EXCERPTED DATA:
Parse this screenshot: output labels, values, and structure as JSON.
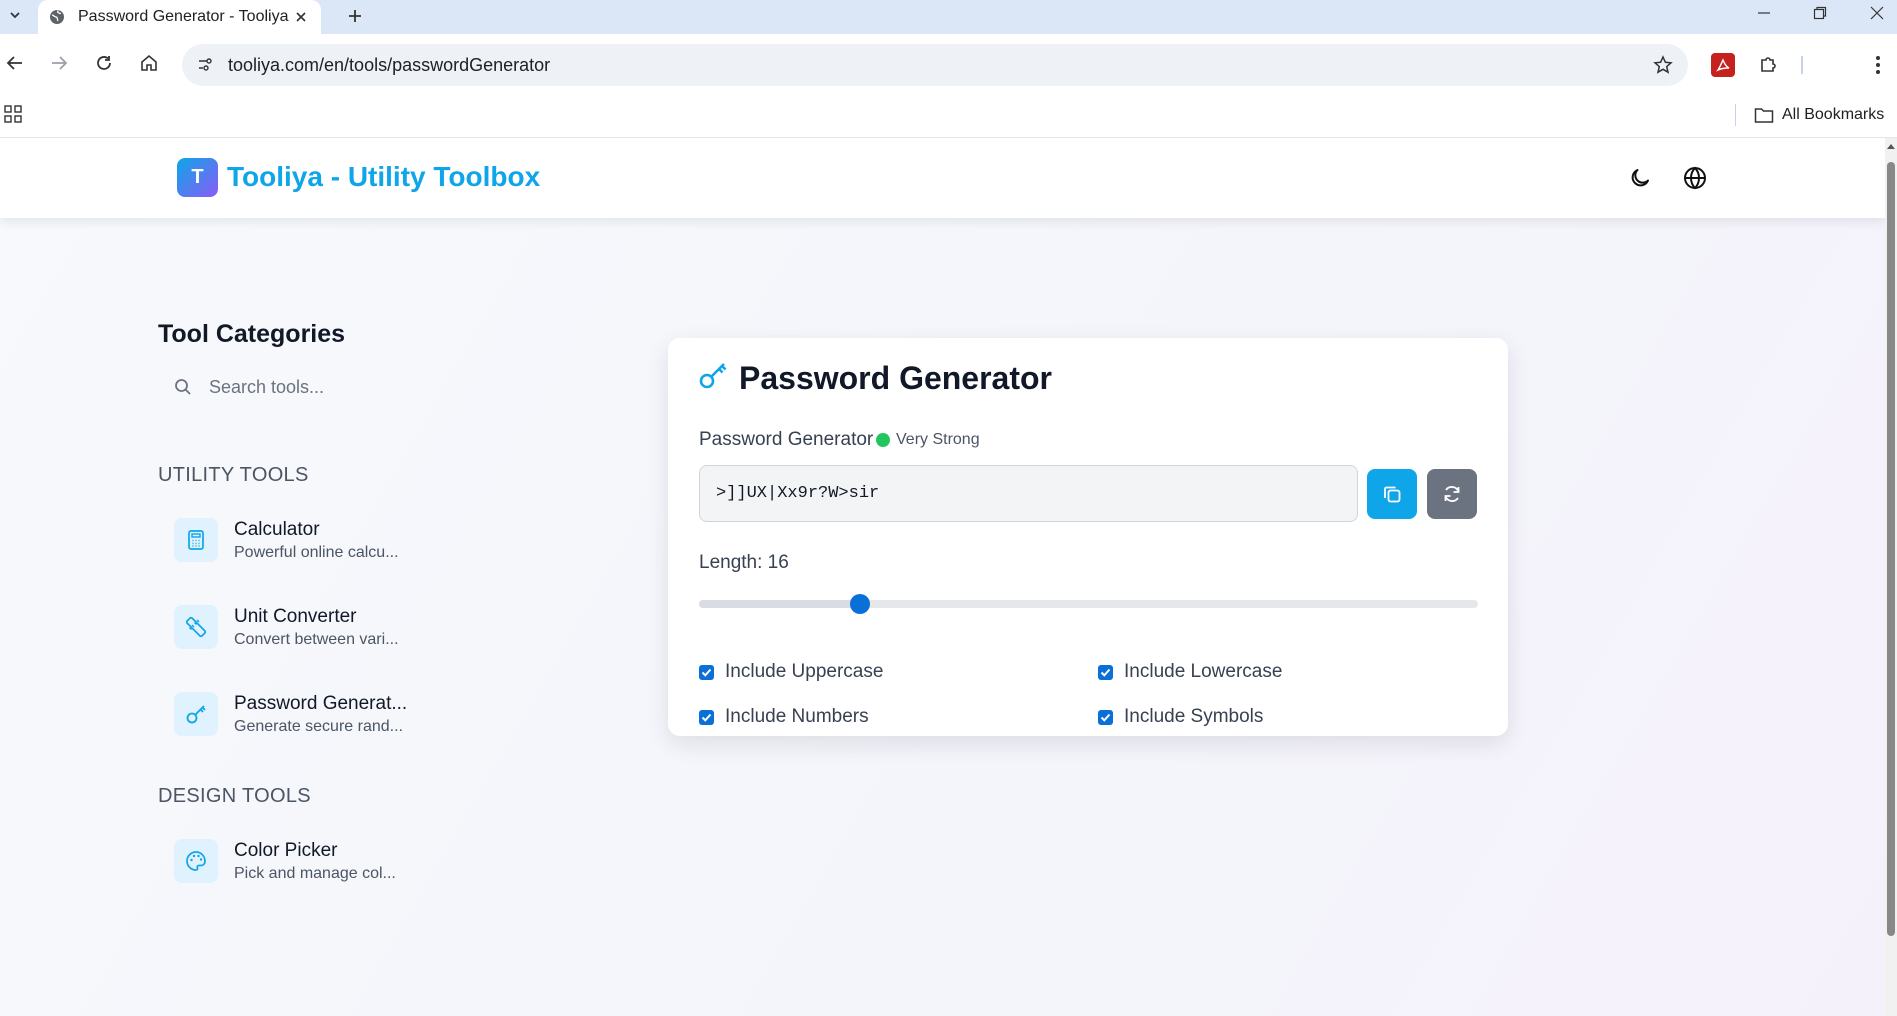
{
  "browser": {
    "tab_title": "Password Generator - Tooliya",
    "url": "tooliya.com/en/tools/passwordGenerator",
    "bookmarks_label": "All Bookmarks"
  },
  "site": {
    "logo_letter": "T",
    "title": "Tooliya - Utility Toolbox"
  },
  "sidebar": {
    "title": "Tool Categories",
    "search_placeholder": "Search tools...",
    "sections": [
      {
        "label": "UTILITY TOOLS",
        "items": [
          {
            "name": "Calculator",
            "desc": "Powerful online calcu...",
            "icon": "calculator-icon"
          },
          {
            "name": "Unit Converter",
            "desc": "Convert between vari...",
            "icon": "ruler-icon"
          },
          {
            "name": "Password Generat...",
            "desc": "Generate secure rand...",
            "icon": "key-icon"
          }
        ]
      },
      {
        "label": "DESIGN TOOLS",
        "items": [
          {
            "name": "Color Picker",
            "desc": "Pick and manage col...",
            "icon": "palette-icon"
          }
        ]
      }
    ]
  },
  "tool": {
    "title": "Password Generator",
    "field_label": "Password Generator",
    "strength": "Very Strong",
    "strength_color": "#22c55e",
    "password": ">]]UX|Xx9r?W>sir",
    "length_label": "Length: 16",
    "length_fraction": 0.207,
    "options": {
      "uppercase": "Include Uppercase",
      "lowercase": "Include Lowercase",
      "numbers": "Include Numbers",
      "symbols": "Include Symbols"
    }
  },
  "colors": {
    "accent": "#0ea5e9",
    "slider": "#0b6fd8",
    "secondary_button": "#6b7280"
  }
}
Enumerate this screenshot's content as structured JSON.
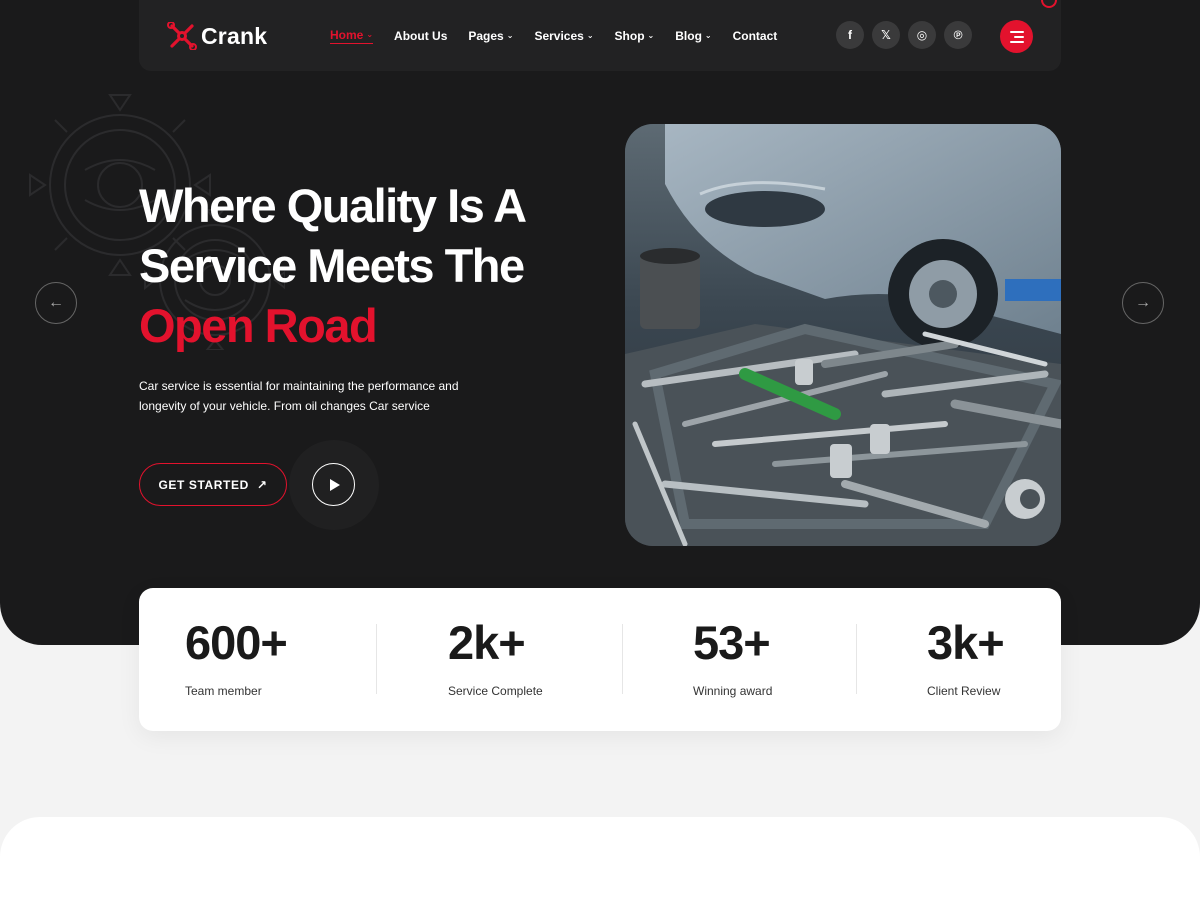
{
  "brand": {
    "name": "Crank",
    "accent": "#e3122d",
    "dark": "#1a1a1b"
  },
  "nav": {
    "items": [
      {
        "label": "Home",
        "caret": true,
        "active": true
      },
      {
        "label": "About Us",
        "caret": false
      },
      {
        "label": "Pages",
        "caret": true
      },
      {
        "label": "Services",
        "caret": true
      },
      {
        "label": "Shop",
        "caret": true
      },
      {
        "label": "Blog",
        "caret": true
      },
      {
        "label": "Contact",
        "caret": false
      }
    ],
    "socials": [
      {
        "icon": "facebook-icon",
        "glyph": "f"
      },
      {
        "icon": "x-icon",
        "glyph": "𝕏"
      },
      {
        "icon": "instagram-icon",
        "glyph": "◎"
      },
      {
        "icon": "pinterest-icon",
        "glyph": "℗"
      }
    ],
    "caret_glyph": "⌄"
  },
  "hero": {
    "line1": "Where Quality Is A",
    "line2": "Service Meets The",
    "line3": "Open Road",
    "subtext": "Car service is essential for maintaining the performance and longevity of your vehicle. From oil changes Car service",
    "cta_label": "GET STARTED",
    "cta_arrow": "↗",
    "prev_arrow": "←",
    "next_arrow": "→"
  },
  "stats": [
    {
      "value": "600+",
      "label": "Team member"
    },
    {
      "value": "2k+",
      "label": "Service Complete"
    },
    {
      "value": "53+",
      "label": "Winning award"
    },
    {
      "value": "3k+",
      "label": "Client Review"
    }
  ]
}
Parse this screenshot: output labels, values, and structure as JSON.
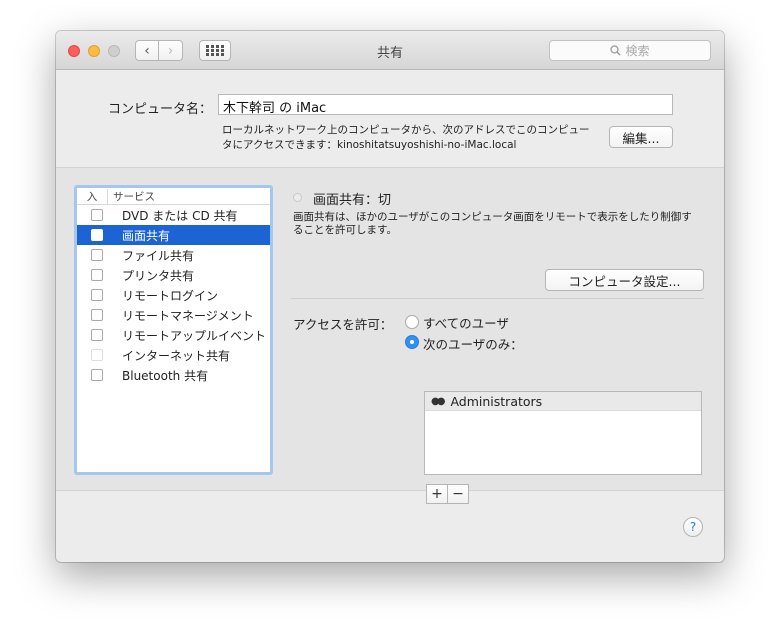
{
  "window": {
    "title": "共有",
    "search_placeholder": "検索"
  },
  "computer": {
    "label": "コンピュータ名：",
    "name": "木下幹司 の iMac",
    "address_desc": "ローカルネットワーク上のコンピュータから、次のアドレスでこのコンピュータにアクセスできます：kinoshitatsuyoshishi-no-iMac.local",
    "edit_button": "編集..."
  },
  "services": {
    "header_on": "入",
    "header_service": "サービス",
    "items": [
      {
        "label": "DVD または CD 共有",
        "checked": false,
        "selected": false
      },
      {
        "label": "画面共有",
        "checked": false,
        "selected": true
      },
      {
        "label": "ファイル共有",
        "checked": false,
        "selected": false
      },
      {
        "label": "プリンタ共有",
        "checked": false,
        "selected": false
      },
      {
        "label": "リモートログイン",
        "checked": false,
        "selected": false
      },
      {
        "label": "リモートマネージメント",
        "checked": false,
        "selected": false
      },
      {
        "label": "リモートアップルイベント",
        "checked": false,
        "selected": false
      },
      {
        "label": "インターネット共有",
        "checked": false,
        "selected": false
      },
      {
        "label": "Bluetooth 共有",
        "checked": false,
        "selected": false
      }
    ]
  },
  "detail": {
    "status": "画面共有：切",
    "description": "画面共有は、ほかのユーザがこのコンピュータ画面をリモートで表示をしたり制御することを許可します。",
    "computer_settings_button": "コンピュータ設定...",
    "access_label": "アクセスを許可：",
    "radio_all": "すべてのユーザ",
    "radio_only": "次のユーザのみ：",
    "selected_radio": "only",
    "users": [
      "Administrators"
    ],
    "add_button": "+",
    "remove_button": "−"
  },
  "help_button": "?",
  "colors": {
    "selection": "#1c64d3",
    "radio_on": "#2f8ff2",
    "focus_ring": "#a5c6ee"
  }
}
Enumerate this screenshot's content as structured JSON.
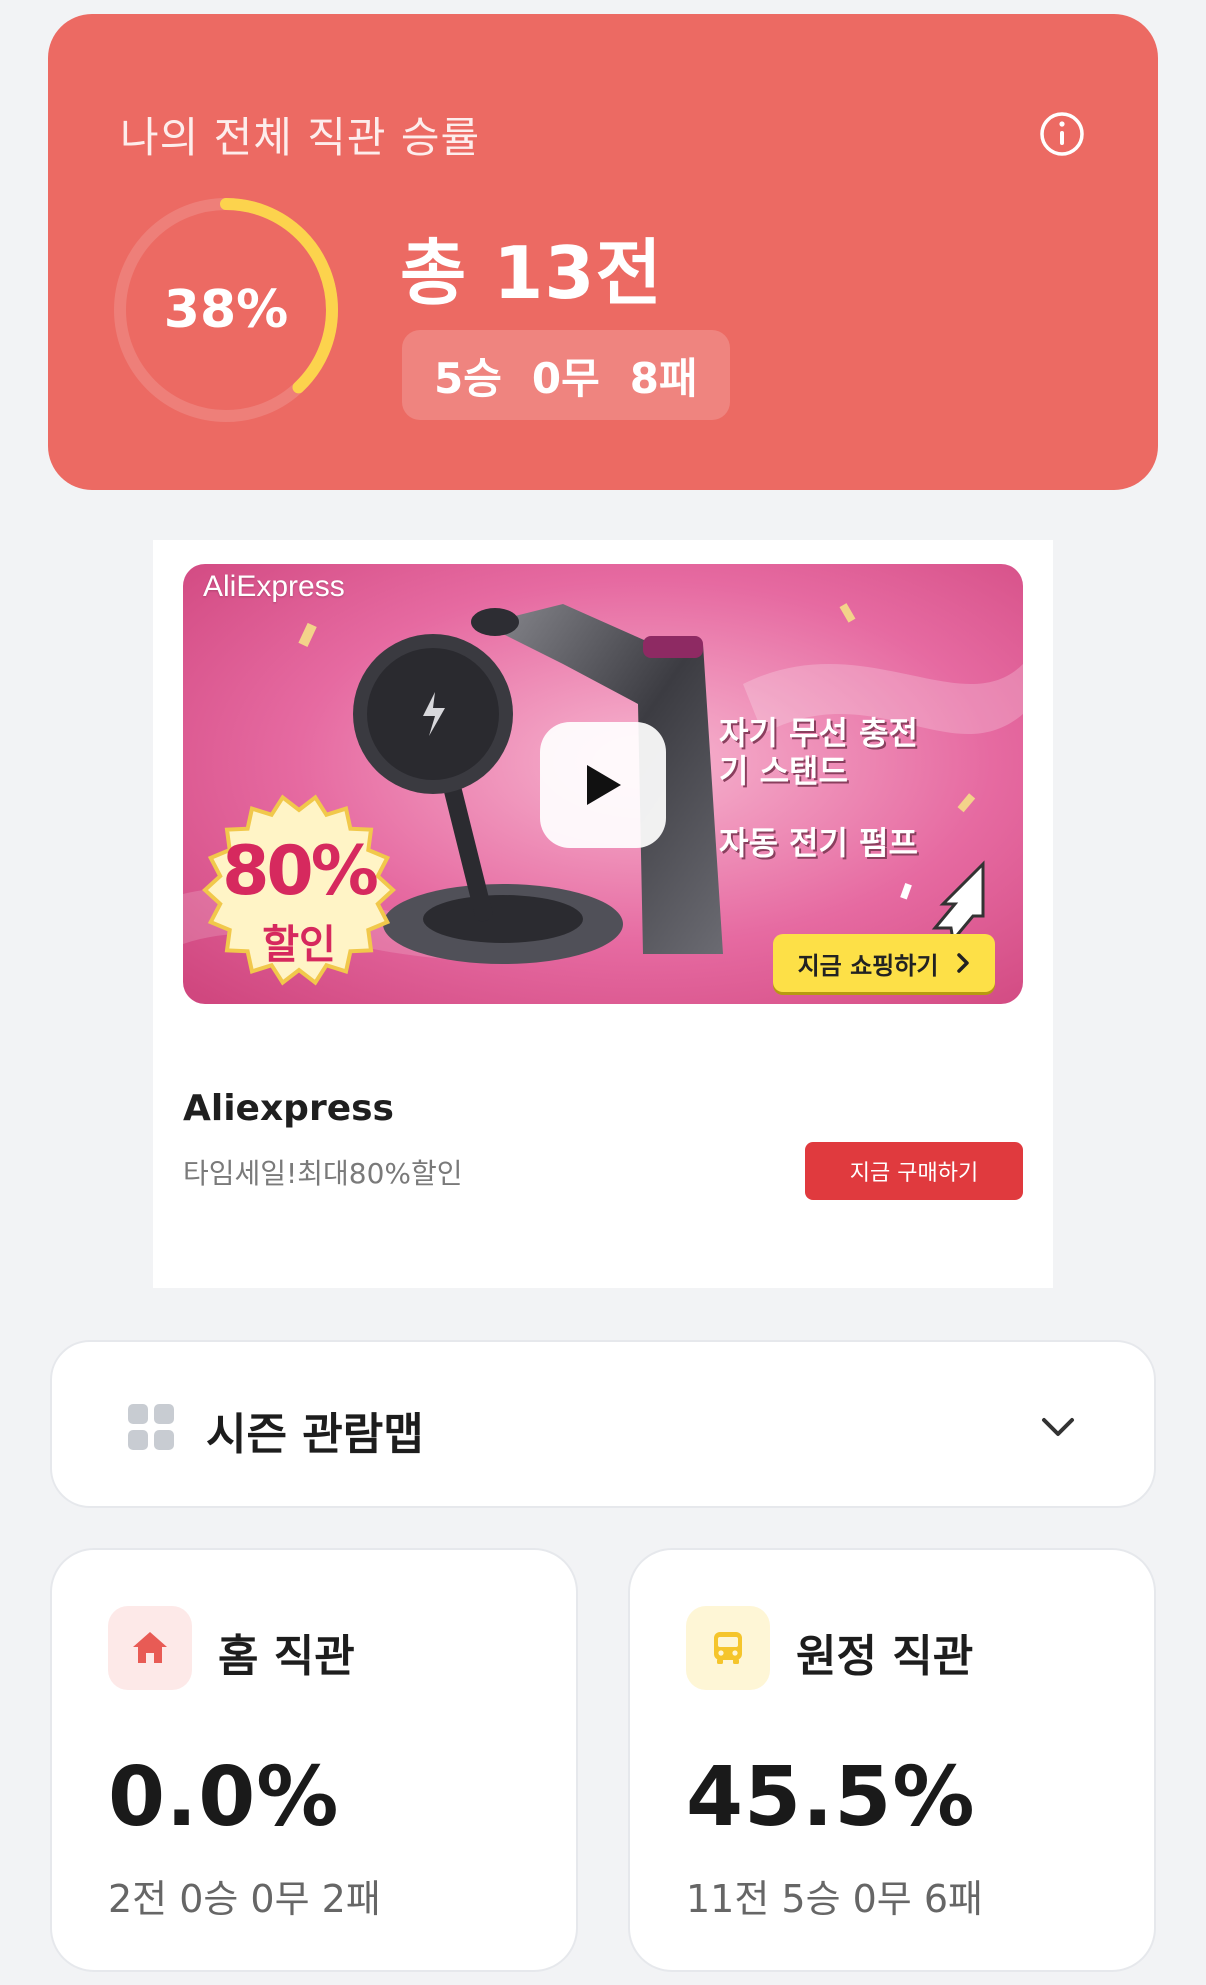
{
  "winrate": {
    "title": "나의 전체 직관 승률",
    "percent_label": "38%",
    "percent_value": 38,
    "total_label": "총 13전",
    "record": {
      "wins": "5승",
      "draws": "0무",
      "losses": "8패"
    },
    "colors": {
      "card": "#ec6a63",
      "ring_progress": "#fcd34d"
    }
  },
  "ad": {
    "banner": {
      "brand": "AliExpress",
      "headline": "자기 무선 충전기 스탠드",
      "subline": "자동 전기 펌프",
      "discount_big": "80%",
      "discount_small": "할인",
      "shop_button": "지금 쇼핑하기"
    },
    "advertiser": "Aliexpress",
    "description": "타임세일!최대80%할인",
    "cta_label": "지금 구매하기"
  },
  "season": {
    "label": "시즌 관람맵"
  },
  "home": {
    "title": "홈 직관",
    "rate": "0.0%",
    "record": "2전 0승 0무 2패",
    "icon": "home-icon"
  },
  "away": {
    "title": "원정 직관",
    "rate": "45.5%",
    "record": "11전 5승 0무 6패",
    "icon": "bus-icon"
  }
}
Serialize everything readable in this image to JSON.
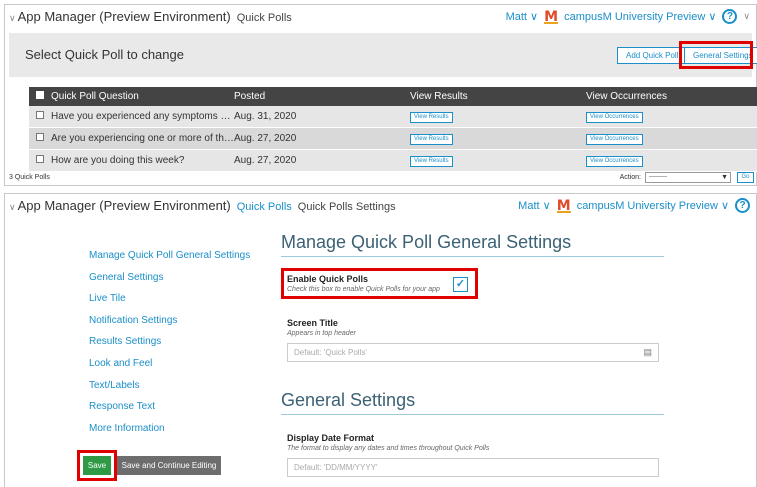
{
  "top": {
    "app_title": "App Manager (Preview Environment)",
    "crumb": "Quick Polls",
    "user": "Matt",
    "tenant": "campusM University Preview",
    "page_title": "Select Quick Poll to change",
    "add_btn": "Add Quick Poll",
    "settings_btn": "General Settings",
    "columns": [
      "Quick Poll Question",
      "Posted",
      "View Results",
      "View Occurrences"
    ],
    "rows": [
      {
        "question": "Have you experienced any symptoms of ...",
        "posted": "Aug. 31, 2020",
        "results": "View Results",
        "occurrences": "View Occurrences"
      },
      {
        "question": "Are you experiencing one or more of the ...",
        "posted": "Aug. 27, 2020",
        "results": "View Results",
        "occurrences": "View Occurrences"
      },
      {
        "question": "How are you doing this week?",
        "posted": "Aug. 27, 2020",
        "results": "View Results",
        "occurrences": "View Occurrences"
      }
    ],
    "count": "3 Quick Polls",
    "action_label": "Action:",
    "action_value": "---------",
    "go": "Go"
  },
  "bottom": {
    "app_title": "App Manager (Preview Environment)",
    "crumb_link": "Quick Polls",
    "crumb_current": "Quick Polls Settings",
    "user": "Matt",
    "tenant": "campusM University Preview",
    "nav": [
      "Manage Quick Poll General Settings",
      "General Settings",
      "Live Tile",
      "Notification Settings",
      "Results Settings",
      "Look and Feel",
      "Text/Labels",
      "Response Text",
      "More Information"
    ],
    "section1": "Manage Quick Poll General Settings",
    "enable_label": "Enable Quick Polls",
    "enable_help": "Check this box to enable Quick Polls for your app",
    "screen_title_label": "Screen Title",
    "screen_title_help": "Appears in top header",
    "screen_title_placeholder": "Default: 'Quick Polls'",
    "section2": "General Settings",
    "date_label": "Display Date Format",
    "date_help": "The format to display any dates and times throughout Quick Polls",
    "date_placeholder": "Default: 'DD/MM/YYYY'",
    "save": "Save",
    "save_continue": "Save and Continue Editing"
  },
  "colors": {
    "accent": "#1a8fc9",
    "highlight": "#e10000",
    "save": "#2e9a45",
    "header": "#444444"
  }
}
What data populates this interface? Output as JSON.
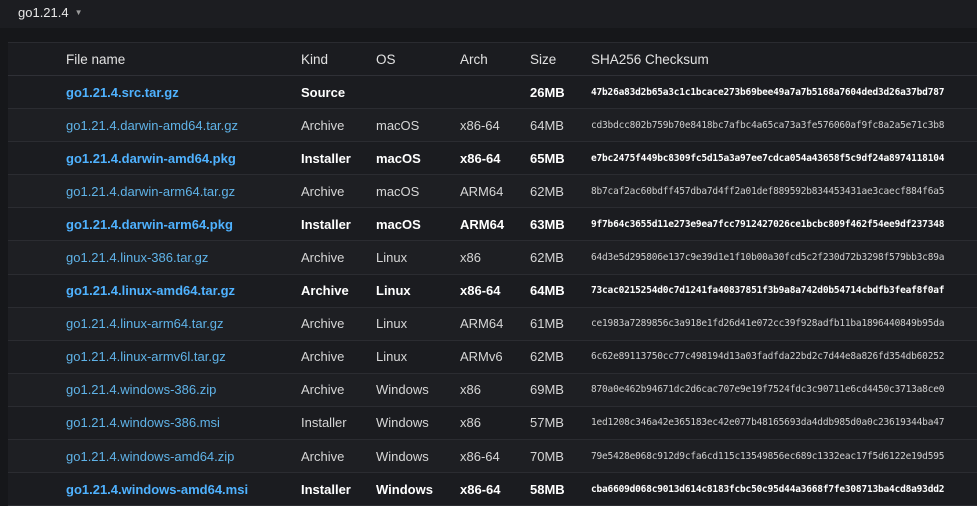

WHAT NEEDS TO BE DONE:
Copy out every line from the data above that has "record" in it.

WRITTEN ANSWER:
    "record": {
    "record": "2전 0승 0무 2패",
    "record": "11전 5승 0무 6패",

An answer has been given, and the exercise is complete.